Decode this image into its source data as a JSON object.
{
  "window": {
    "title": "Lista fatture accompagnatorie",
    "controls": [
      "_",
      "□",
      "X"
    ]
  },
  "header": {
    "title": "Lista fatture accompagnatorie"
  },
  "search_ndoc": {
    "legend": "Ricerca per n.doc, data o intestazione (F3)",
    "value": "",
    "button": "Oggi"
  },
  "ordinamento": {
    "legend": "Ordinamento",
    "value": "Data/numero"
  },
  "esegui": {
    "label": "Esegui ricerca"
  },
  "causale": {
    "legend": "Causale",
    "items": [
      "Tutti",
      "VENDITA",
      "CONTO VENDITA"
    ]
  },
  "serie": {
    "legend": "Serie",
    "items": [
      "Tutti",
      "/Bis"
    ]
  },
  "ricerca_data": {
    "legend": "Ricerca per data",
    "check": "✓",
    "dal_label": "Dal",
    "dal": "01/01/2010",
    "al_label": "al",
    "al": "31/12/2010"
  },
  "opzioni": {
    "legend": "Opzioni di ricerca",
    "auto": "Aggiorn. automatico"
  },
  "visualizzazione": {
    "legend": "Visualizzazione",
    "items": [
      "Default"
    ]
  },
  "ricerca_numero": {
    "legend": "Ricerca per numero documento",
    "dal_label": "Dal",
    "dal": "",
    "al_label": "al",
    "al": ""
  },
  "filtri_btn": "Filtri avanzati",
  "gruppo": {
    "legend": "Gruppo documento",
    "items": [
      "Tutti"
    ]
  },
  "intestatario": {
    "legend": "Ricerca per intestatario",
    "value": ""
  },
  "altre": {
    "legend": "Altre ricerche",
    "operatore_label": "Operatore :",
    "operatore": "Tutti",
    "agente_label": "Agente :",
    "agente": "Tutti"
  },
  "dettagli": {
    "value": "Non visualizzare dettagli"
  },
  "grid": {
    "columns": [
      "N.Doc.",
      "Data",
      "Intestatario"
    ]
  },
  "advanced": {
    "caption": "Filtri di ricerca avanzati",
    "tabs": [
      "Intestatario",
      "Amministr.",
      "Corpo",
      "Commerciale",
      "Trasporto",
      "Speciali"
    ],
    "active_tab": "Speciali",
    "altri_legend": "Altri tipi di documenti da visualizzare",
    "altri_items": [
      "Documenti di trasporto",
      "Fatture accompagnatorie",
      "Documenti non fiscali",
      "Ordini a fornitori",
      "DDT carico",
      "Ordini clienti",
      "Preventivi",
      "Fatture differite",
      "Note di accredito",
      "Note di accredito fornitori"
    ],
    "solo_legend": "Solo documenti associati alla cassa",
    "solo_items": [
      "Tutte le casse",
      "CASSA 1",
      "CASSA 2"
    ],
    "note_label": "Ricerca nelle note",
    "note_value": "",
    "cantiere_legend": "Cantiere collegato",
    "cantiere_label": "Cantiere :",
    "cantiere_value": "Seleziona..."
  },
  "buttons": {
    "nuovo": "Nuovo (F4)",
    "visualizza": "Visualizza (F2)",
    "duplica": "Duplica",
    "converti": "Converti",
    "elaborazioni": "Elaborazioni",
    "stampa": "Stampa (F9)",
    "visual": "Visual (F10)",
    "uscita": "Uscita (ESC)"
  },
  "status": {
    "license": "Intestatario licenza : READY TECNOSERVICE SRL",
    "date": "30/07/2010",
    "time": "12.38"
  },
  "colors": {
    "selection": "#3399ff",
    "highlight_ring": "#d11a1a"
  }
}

________________________

What you have to do: Copy out the full listing exactly.

Reply to the exercise:
Decode this image into its source data as a JSON object.
{
  "window": {
    "title": "Lista fatture accompagnatorie",
    "controls": [
      "_",
      "□",
      "X"
    ]
  },
  "header": {
    "title": "Lista fatture accompagnatorie"
  },
  "search_ndoc": {
    "legend": "Ricerca per n.doc, data o intestazione (F3)",
    "value": "",
    "button": "Oggi"
  },
  "ordinamento": {
    "legend": "Ordinamento",
    "value": "Data/numero"
  },
  "esegui": {
    "label": "Esegui ricerca"
  },
  "causale": {
    "legend": "Causale",
    "items": [
      "Tutti",
      "VENDITA",
      "CONTO VENDITA"
    ]
  },
  "serie": {
    "legend": "Serie",
    "items": [
      "Tutti",
      "/Bis"
    ]
  },
  "ricerca_data": {
    "legend": "Ricerca per data",
    "check": "✓",
    "dal_label": "Dal",
    "dal": "01/01/2010",
    "al_label": "al",
    "al": "31/12/2010"
  },
  "opzioni": {
    "legend": "Opzioni di ricerca",
    "auto": "Aggiorn. automatico"
  },
  "visualizzazione": {
    "legend": "Visualizzazione",
    "items": [
      "Default"
    ]
  },
  "ricerca_numero": {
    "legend": "Ricerca per numero documento",
    "dal_label": "Dal",
    "dal": "",
    "al_label": "al",
    "al": ""
  },
  "filtri_btn": "Filtri avanzati",
  "gruppo": {
    "legend": "Gruppo documento",
    "items": [
      "Tutti"
    ]
  },
  "intestatario": {
    "legend": "Ricerca per intestatario",
    "value": ""
  },
  "altre": {
    "legend": "Altre ricerche",
    "operatore_label": "Operatore :",
    "operatore": "Tutti",
    "agente_label": "Agente :",
    "agente": "Tutti"
  },
  "dettagli": {
    "value": "Non visualizzare dettagli"
  },
  "grid": {
    "columns": [
      "N.Doc.",
      "Data",
      "Intestatario"
    ]
  },
  "advanced": {
    "caption": "Filtri di ricerca avanzati",
    "tabs": [
      "Intestatario",
      "Amministr.",
      "Corpo",
      "Commerciale",
      "Trasporto",
      "Speciali"
    ],
    "active_tab": "Speciali",
    "altri_legend": "Altri tipi di documenti da visualizzare",
    "altri_items": [
      "Documenti di trasporto",
      "Fatture accompagnatorie",
      "Documenti non fiscali",
      "Ordini a fornitori",
      "DDT carico",
      "Ordini clienti",
      "Preventivi",
      "Fatture differite",
      "Note di accredito",
      "Note di accredito fornitori"
    ],
    "solo_legend": "Solo documenti associati alla cassa",
    "solo_items": [
      "Tutte le casse",
      "CASSA 1",
      "CASSA 2"
    ],
    "note_label": "Ricerca nelle note",
    "note_value": "",
    "cantiere_legend": "Cantiere collegato",
    "cantiere_label": "Cantiere :",
    "cantiere_value": "Seleziona..."
  },
  "buttons": {
    "nuovo": "Nuovo (F4)",
    "visualizza": "Visualizza (F2)",
    "duplica": "Duplica",
    "converti": "Converti",
    "elaborazioni": "Elaborazioni",
    "stampa": "Stampa (F9)",
    "visual": "Visual (F10)",
    "uscita": "Uscita (ESC)"
  },
  "status": {
    "license": "Intestatario licenza : READY TECNOSERVICE SRL",
    "date": "30/07/2010",
    "time": "12.38"
  },
  "colors": {
    "selection": "#3399ff",
    "highlight_ring": "#d11a1a"
  }
}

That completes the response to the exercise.